GIVEN EXERCISE — For the copy, please give all of the data again exactly and leave the pictures out.

start DATASET ROWS

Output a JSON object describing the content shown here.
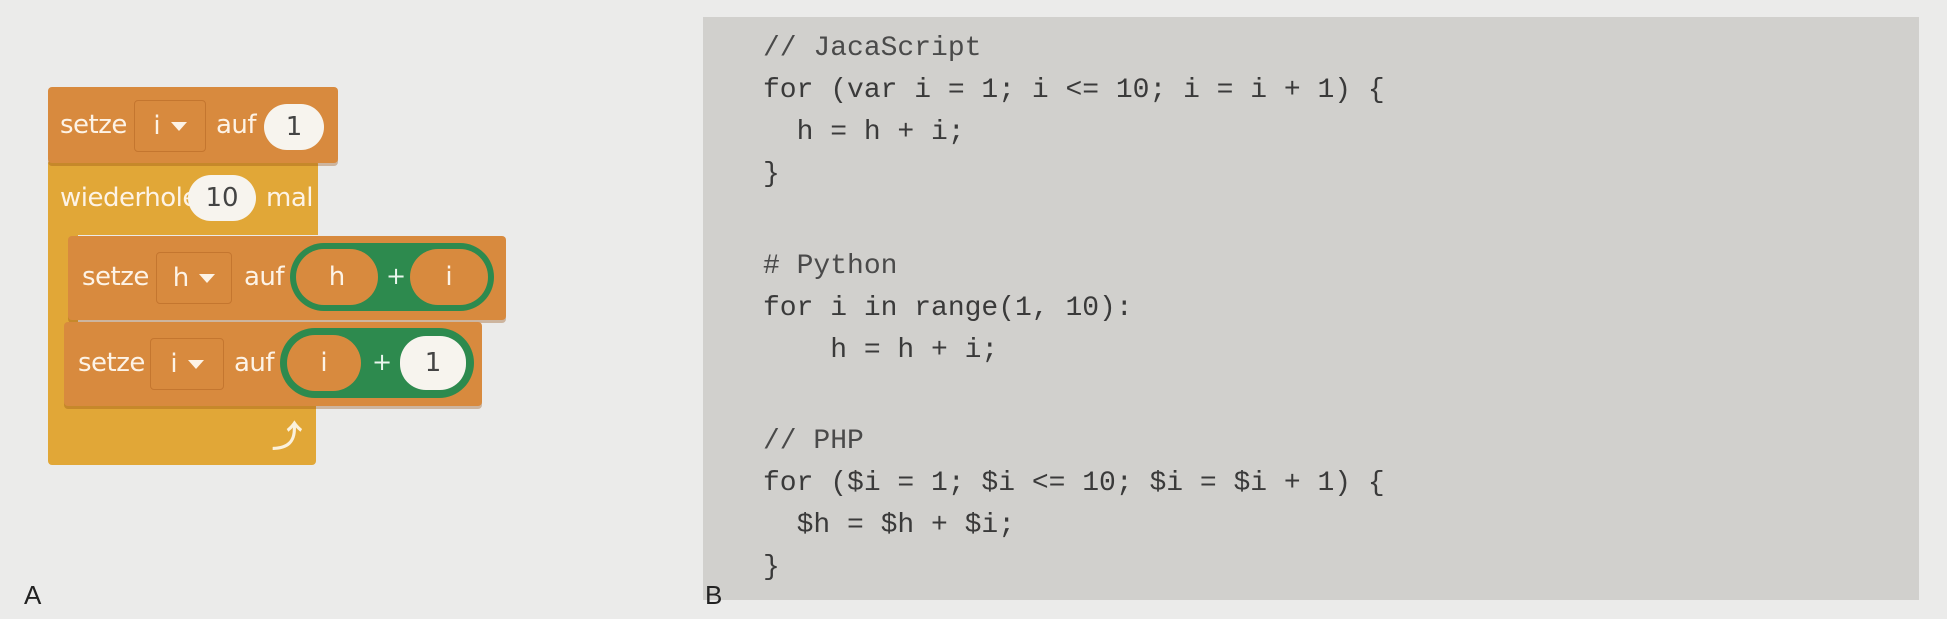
{
  "panel_a": {
    "label": "A",
    "set_i": {
      "keyword": "setze",
      "variable": "i",
      "to": "auf",
      "value": "1"
    },
    "repeat": {
      "keyword": "wiederhole",
      "count": "10",
      "suffix": "mal"
    },
    "set_h": {
      "keyword": "setze",
      "variable": "h",
      "to": "auf",
      "left": "h",
      "op": "+",
      "right": "i"
    },
    "inc_i": {
      "keyword": "setze",
      "variable": "i",
      "to": "auf",
      "left": "i",
      "op": "+",
      "right": "1"
    },
    "loop_icon": "rotate-arrow-icon",
    "colors": {
      "orange": "#d88a3e",
      "yellow": "#e1a737",
      "green": "#2d8a4e"
    }
  },
  "panel_b": {
    "label": "B",
    "javascript": [
      "// JacaScript",
      "for (var i = 1; i <= 10; i = i + 1) {",
      "  h = h + i;",
      "}"
    ],
    "python": [
      "# Python",
      "for i in range(1, 10):",
      "    h = h + i;"
    ],
    "php": [
      "// PHP",
      "for ($i = 1; $i <= 10; $i = $i + 1) {",
      "  $h = $h + $i;",
      "}"
    ]
  }
}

end DATASET ROWS

TASK SOLUTION —
Output a JSON object describing the content shown here.
{
  "panel_a": {
    "label": "A",
    "set_i": {
      "keyword": "setze",
      "variable": "i",
      "to": "auf",
      "value": "1"
    },
    "repeat": {
      "keyword": "wiederhole",
      "count": "10",
      "suffix": "mal"
    },
    "set_h": {
      "keyword": "setze",
      "variable": "h",
      "to": "auf",
      "left": "h",
      "op": "+",
      "right": "i"
    },
    "inc_i": {
      "keyword": "setze",
      "variable": "i",
      "to": "auf",
      "left": "i",
      "op": "+",
      "right": "1"
    },
    "loop_icon": "rotate-arrow-icon",
    "colors": {
      "orange": "#d88a3e",
      "yellow": "#e1a737",
      "green": "#2d8a4e"
    }
  },
  "panel_b": {
    "label": "B",
    "javascript": [
      "// JacaScript",
      "for (var i = 1; i <= 10; i = i + 1) {",
      "  h = h + i;",
      "}"
    ],
    "python": [
      "# Python",
      "for i in range(1, 10):",
      "    h = h + i;"
    ],
    "php": [
      "// PHP",
      "for ($i = 1; $i <= 10; $i = $i + 1) {",
      "  $h = $h + $i;",
      "}"
    ]
  }
}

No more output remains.